Restate the records below word for word, and omit the images they hold.
»»
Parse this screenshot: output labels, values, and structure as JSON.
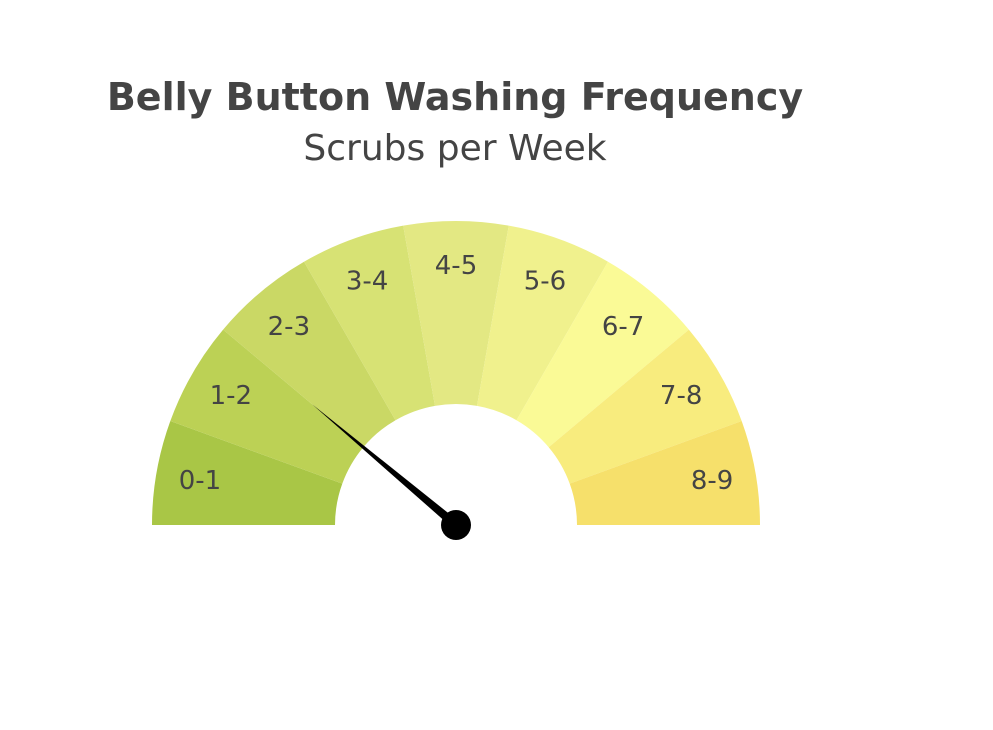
{
  "chart_data": {
    "type": "gauge",
    "title": "Belly Button Washing Frequency",
    "subtitle": "Scrubs per Week",
    "range": [
      0,
      9
    ],
    "categories": [
      "0-1",
      "1-2",
      "2-3",
      "3-4",
      "4-5",
      "5-6",
      "6-7",
      "7-8",
      "8-9"
    ],
    "colors": [
      "#a9c646",
      "#bcd155",
      "#cad865",
      "#d7e274",
      "#e3e883",
      "#f0f18d",
      "#fafa96",
      "#f8ec7e",
      "#f6e06b"
    ],
    "value": 2
  }
}
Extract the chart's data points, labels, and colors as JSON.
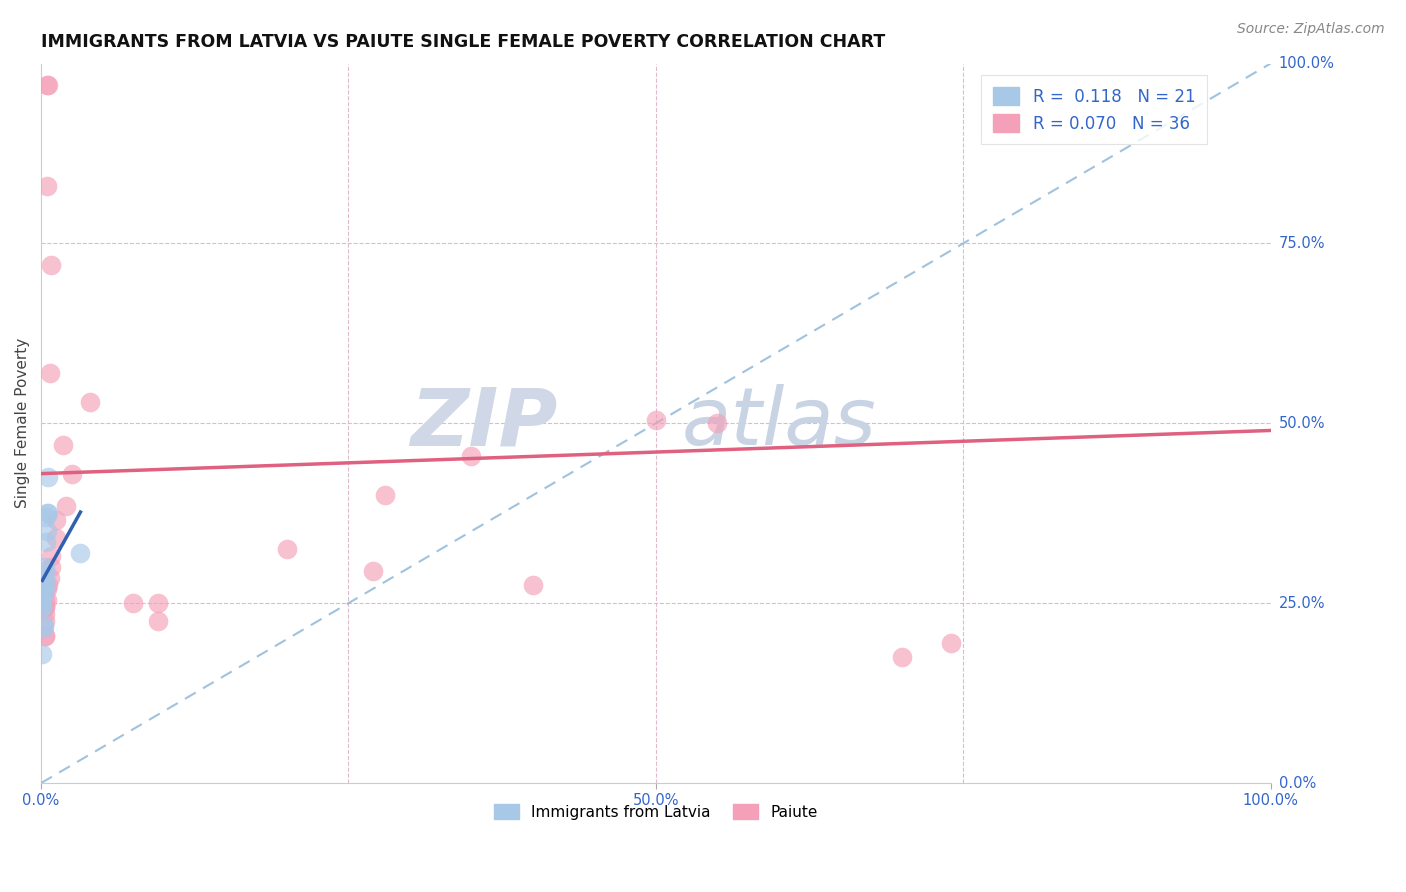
{
  "title": "IMMIGRANTS FROM LATVIA VS PAIUTE SINGLE FEMALE POVERTY CORRELATION CHART",
  "source": "Source: ZipAtlas.com",
  "xlabel_label": "Immigrants from Latvia",
  "ylabel_label": "Single Female Poverty",
  "xlim": [
    0.0,
    1.0
  ],
  "ylim": [
    0.0,
    1.0
  ],
  "legend_R_blue": "0.118",
  "legend_N_blue": "21",
  "legend_R_pink": "0.070",
  "legend_N_pink": "36",
  "blue_color": "#a8c8e8",
  "pink_color": "#f4a0b8",
  "blue_line_color": "#3060b0",
  "pink_line_color": "#e06080",
  "dashed_line_color": "#90b8d8",
  "blue_scatter_x": [
    0.005,
    0.006,
    0.004,
    0.005,
    0.003,
    0.003,
    0.003,
    0.004,
    0.002,
    0.002,
    0.002,
    0.001,
    0.001,
    0.001,
    0.001,
    0.006,
    0.004,
    0.002,
    0.032,
    0.002,
    0.001
  ],
  "blue_scatter_y": [
    0.375,
    0.375,
    0.37,
    0.35,
    0.3,
    0.295,
    0.285,
    0.275,
    0.275,
    0.265,
    0.265,
    0.255,
    0.255,
    0.245,
    0.245,
    0.425,
    0.335,
    0.215,
    0.32,
    0.22,
    0.18
  ],
  "pink_scatter_x": [
    0.005,
    0.006,
    0.005,
    0.008,
    0.007,
    0.04,
    0.018,
    0.025,
    0.02,
    0.012,
    0.012,
    0.008,
    0.008,
    0.007,
    0.006,
    0.005,
    0.005,
    0.003,
    0.003,
    0.003,
    0.55,
    0.35,
    0.74,
    0.7,
    0.5,
    0.28,
    0.2,
    0.27,
    0.4,
    0.095,
    0.095,
    0.075,
    0.003,
    0.003,
    0.003,
    0.003
  ],
  "pink_scatter_y": [
    0.97,
    0.97,
    0.83,
    0.72,
    0.57,
    0.53,
    0.47,
    0.43,
    0.385,
    0.365,
    0.34,
    0.315,
    0.3,
    0.285,
    0.275,
    0.27,
    0.255,
    0.255,
    0.245,
    0.235,
    0.5,
    0.455,
    0.195,
    0.175,
    0.505,
    0.4,
    0.325,
    0.295,
    0.275,
    0.25,
    0.225,
    0.25,
    0.205,
    0.205,
    0.225,
    0.245
  ],
  "pink_line_x0": 0.0,
  "pink_line_y0": 0.43,
  "pink_line_x1": 1.0,
  "pink_line_y1": 0.49,
  "blue_line_x0": 0.0,
  "blue_line_y0": 0.255,
  "blue_line_x1": 0.032,
  "blue_line_y1": 0.325
}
««
● **Problem solution**:
Parse this screenshot: output labels, values, and structure as JSON.
{
  "chart_data": {
    "type": "gauge",
    "title": "Belly Button Washing Frequency",
    "subtitle": "Scrubs per Week",
    "range": [
      0,
      9
    ],
    "categories": [
      "0-1",
      "1-2",
      "2-3",
      "3-4",
      "4-5",
      "5-6",
      "6-7",
      "7-8",
      "8-9"
    ],
    "colors": [
      "#a9c646",
      "#bcd155",
      "#cad865",
      "#d7e274",
      "#e3e883",
      "#f0f18d",
      "#fafa96",
      "#f8ec7e",
      "#f6e06b"
    ],
    "value": 2
  }
}
Extract the chart's data points, labels, and colors as JSON.
{
  "title": "IMMIGRANTS FROM LATVIA VS PAIUTE SINGLE FEMALE POVERTY CORRELATION CHART",
  "source": "Source: ZipAtlas.com",
  "xlabel_label": "Immigrants from Latvia",
  "ylabel_label": "Single Female Poverty",
  "xlim": [
    0.0,
    1.0
  ],
  "ylim": [
    0.0,
    1.0
  ],
  "legend_R_blue": "0.118",
  "legend_N_blue": "21",
  "legend_R_pink": "0.070",
  "legend_N_pink": "36",
  "blue_color": "#a8c8e8",
  "pink_color": "#f4a0b8",
  "blue_line_color": "#3060b0",
  "pink_line_color": "#e06080",
  "dashed_line_color": "#90b8d8",
  "blue_scatter_x": [
    0.005,
    0.006,
    0.004,
    0.005,
    0.003,
    0.003,
    0.003,
    0.004,
    0.002,
    0.002,
    0.002,
    0.001,
    0.001,
    0.001,
    0.001,
    0.006,
    0.004,
    0.002,
    0.032,
    0.002,
    0.001
  ],
  "blue_scatter_y": [
    0.375,
    0.375,
    0.37,
    0.35,
    0.3,
    0.295,
    0.285,
    0.275,
    0.275,
    0.265,
    0.265,
    0.255,
    0.255,
    0.245,
    0.245,
    0.425,
    0.335,
    0.215,
    0.32,
    0.22,
    0.18
  ],
  "pink_scatter_x": [
    0.005,
    0.006,
    0.005,
    0.008,
    0.007,
    0.04,
    0.018,
    0.025,
    0.02,
    0.012,
    0.012,
    0.008,
    0.008,
    0.007,
    0.006,
    0.005,
    0.005,
    0.003,
    0.003,
    0.003,
    0.55,
    0.35,
    0.74,
    0.7,
    0.5,
    0.28,
    0.2,
    0.27,
    0.4,
    0.095,
    0.095,
    0.075,
    0.003,
    0.003,
    0.003,
    0.003
  ],
  "pink_scatter_y": [
    0.97,
    0.97,
    0.83,
    0.72,
    0.57,
    0.53,
    0.47,
    0.43,
    0.385,
    0.365,
    0.34,
    0.315,
    0.3,
    0.285,
    0.275,
    0.27,
    0.255,
    0.255,
    0.245,
    0.235,
    0.5,
    0.455,
    0.195,
    0.175,
    0.505,
    0.4,
    0.325,
    0.295,
    0.275,
    0.25,
    0.225,
    0.25,
    0.205,
    0.205,
    0.225,
    0.245
  ],
  "pink_line_x0": 0.0,
  "pink_line_y0": 0.43,
  "pink_line_x1": 1.0,
  "pink_line_y1": 0.49,
  "blue_line_x0": 0.0,
  "blue_line_y0": 0.255,
  "blue_line_x1": 0.032,
  "blue_line_y1": 0.325
}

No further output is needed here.